Begin Materials provided

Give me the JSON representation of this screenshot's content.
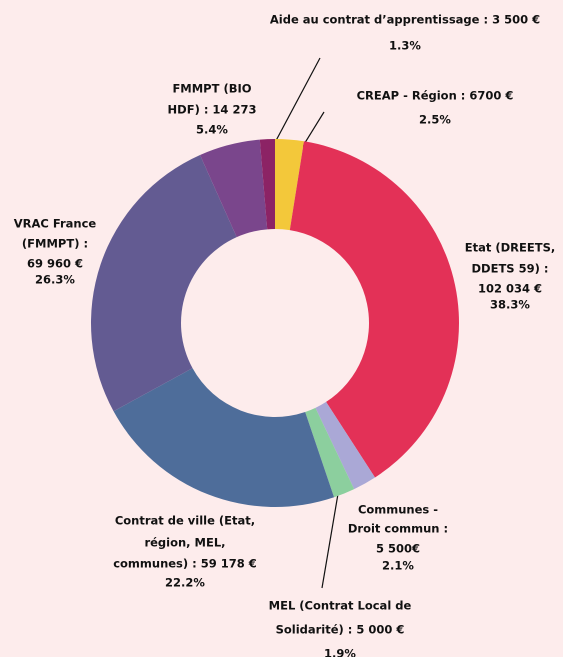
{
  "chart_data": {
    "type": "donut",
    "labels": [
      [
        "CREAP - Région : 6700 €"
      ],
      [
        "Etat (DREETS,",
        "DDETS 59) :",
        "102 034 €"
      ],
      [
        "Communes -",
        "Droit commun :",
        "5 500€"
      ],
      [
        "MEL (Contrat Local de",
        "Solidarité) : 5 000 €"
      ],
      [
        "Contrat de ville (Etat,",
        "région, MEL,",
        "communes) : 59 178 €"
      ],
      [
        "VRAC France",
        "(FMMPT) :",
        "69 960 €"
      ],
      [
        "FMMPT (BIO",
        "HDF) : 14 273"
      ],
      [
        "Aide au contrat d’apprentissage : 3 500 €"
      ]
    ],
    "values": [
      6700,
      102034,
      5500,
      5000,
      59178,
      69960,
      14273,
      3500
    ],
    "percent_labels": [
      "2.5%",
      "38.3%",
      "2.1%",
      "1.9%",
      "22.2%",
      "26.3%",
      "5.4%",
      "1.3%"
    ],
    "colors": [
      "#f3c83a",
      "#e33157",
      "#aaa8d6",
      "#8ccf9e",
      "#4e6d9a",
      "#635b92",
      "#7a468c",
      "#8c2365"
    ]
  }
}
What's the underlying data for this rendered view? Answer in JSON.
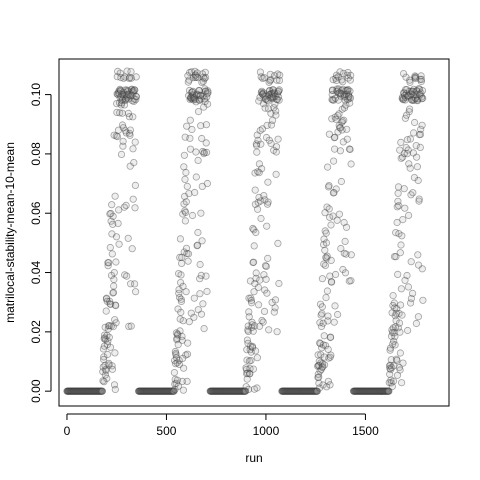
{
  "chart_data": {
    "type": "scatter",
    "title": "",
    "xlabel": "run",
    "ylabel": "matrilocal-stability-mean-10-mean",
    "xlim": [
      -40,
      1920
    ],
    "ylim": [
      -0.005,
      0.112
    ],
    "x_ticks": [
      0,
      500,
      1000,
      1500
    ],
    "x_tick_labels": [
      "0",
      "500",
      "1000",
      "1500"
    ],
    "y_ticks": [
      0.0,
      0.02,
      0.04,
      0.06,
      0.08,
      0.1
    ],
    "y_tick_labels": [
      "0.00",
      "0.02",
      "0.04",
      "0.06",
      "0.08",
      "0.10"
    ],
    "grid": false,
    "legend": "none",
    "point_style": "open circle, semi-transparent gray",
    "blocks": [
      {
        "zero_runs": [
          0,
          180
        ],
        "ramp_runs": [
          180,
          250
        ],
        "plateau_runs": [
          250,
          350
        ]
      },
      {
        "zero_runs": [
          360,
          540
        ],
        "ramp_runs": [
          540,
          610
        ],
        "plateau_runs": [
          610,
          710
        ]
      },
      {
        "zero_runs": [
          720,
          900
        ],
        "ramp_runs": [
          900,
          970
        ],
        "plateau_runs": [
          970,
          1070
        ]
      },
      {
        "zero_runs": [
          1080,
          1260
        ],
        "ramp_runs": [
          1260,
          1330
        ],
        "plateau_runs": [
          1330,
          1430
        ]
      },
      {
        "zero_runs": [
          1440,
          1620
        ],
        "ramp_runs": [
          1620,
          1690
        ],
        "plateau_runs": [
          1690,
          1790
        ]
      }
    ],
    "cluster_value": 0.1,
    "max_value": 0.108
  }
}
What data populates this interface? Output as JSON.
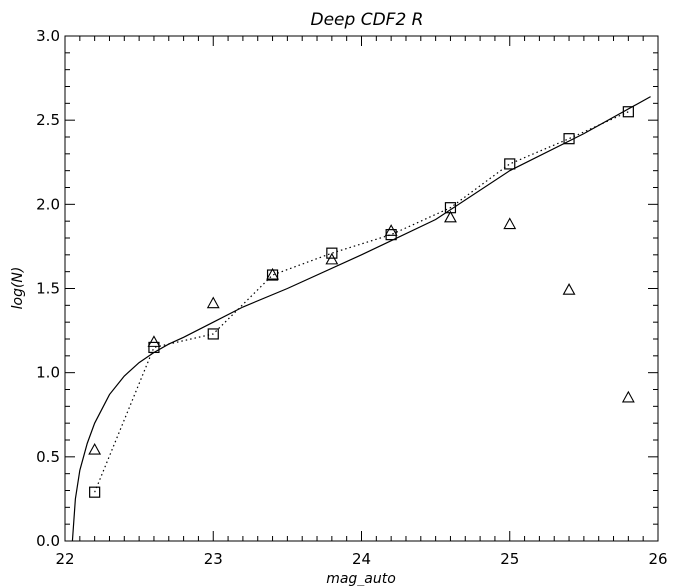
{
  "chart_data": {
    "type": "scatter",
    "title": "Deep CDF2 R",
    "xlabel": "mag_auto",
    "ylabel": "log(N)",
    "xlim": [
      22,
      26
    ],
    "ylim": [
      0,
      3
    ],
    "xticks": [
      "22",
      "23",
      "24",
      "25",
      "26"
    ],
    "yticks": [
      "0.0",
      "0.5",
      "1.0",
      "1.5",
      "2.0",
      "2.5",
      "3.0"
    ],
    "series": [
      {
        "marker": "square",
        "connect": "dotted",
        "x": [
          22.2,
          22.6,
          23.0,
          23.4,
          23.8,
          24.2,
          24.6,
          25.0,
          25.4,
          25.8
        ],
        "y": [
          0.29,
          1.15,
          1.23,
          1.58,
          1.71,
          1.82,
          1.98,
          2.24,
          2.39,
          2.55
        ]
      },
      {
        "marker": "triangle",
        "connect": "none",
        "x": [
          22.2,
          22.6,
          23.0,
          23.4,
          23.8,
          24.2,
          24.6,
          25.0,
          25.4,
          25.8
        ],
        "y": [
          0.54,
          1.18,
          1.41,
          1.58,
          1.67,
          1.84,
          1.92,
          1.88,
          1.49,
          0.85
        ]
      },
      {
        "marker": "none",
        "connect": "solid",
        "fit": true,
        "x": [
          22.05,
          22.07,
          22.1,
          22.15,
          22.2,
          22.3,
          22.4,
          22.5,
          22.6,
          22.7,
          22.8,
          23.0,
          23.2,
          23.5,
          24.0,
          24.5,
          25.0,
          25.5,
          25.95
        ],
        "y": [
          0.0,
          0.25,
          0.42,
          0.58,
          0.7,
          0.87,
          0.98,
          1.06,
          1.12,
          1.17,
          1.21,
          1.3,
          1.39,
          1.5,
          1.7,
          1.91,
          2.2,
          2.42,
          2.64
        ]
      }
    ]
  }
}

End Materials provided

▶ _Short exercise_
From the material, report only how many lines include the word "ylabel".

▶ _Final answer_
2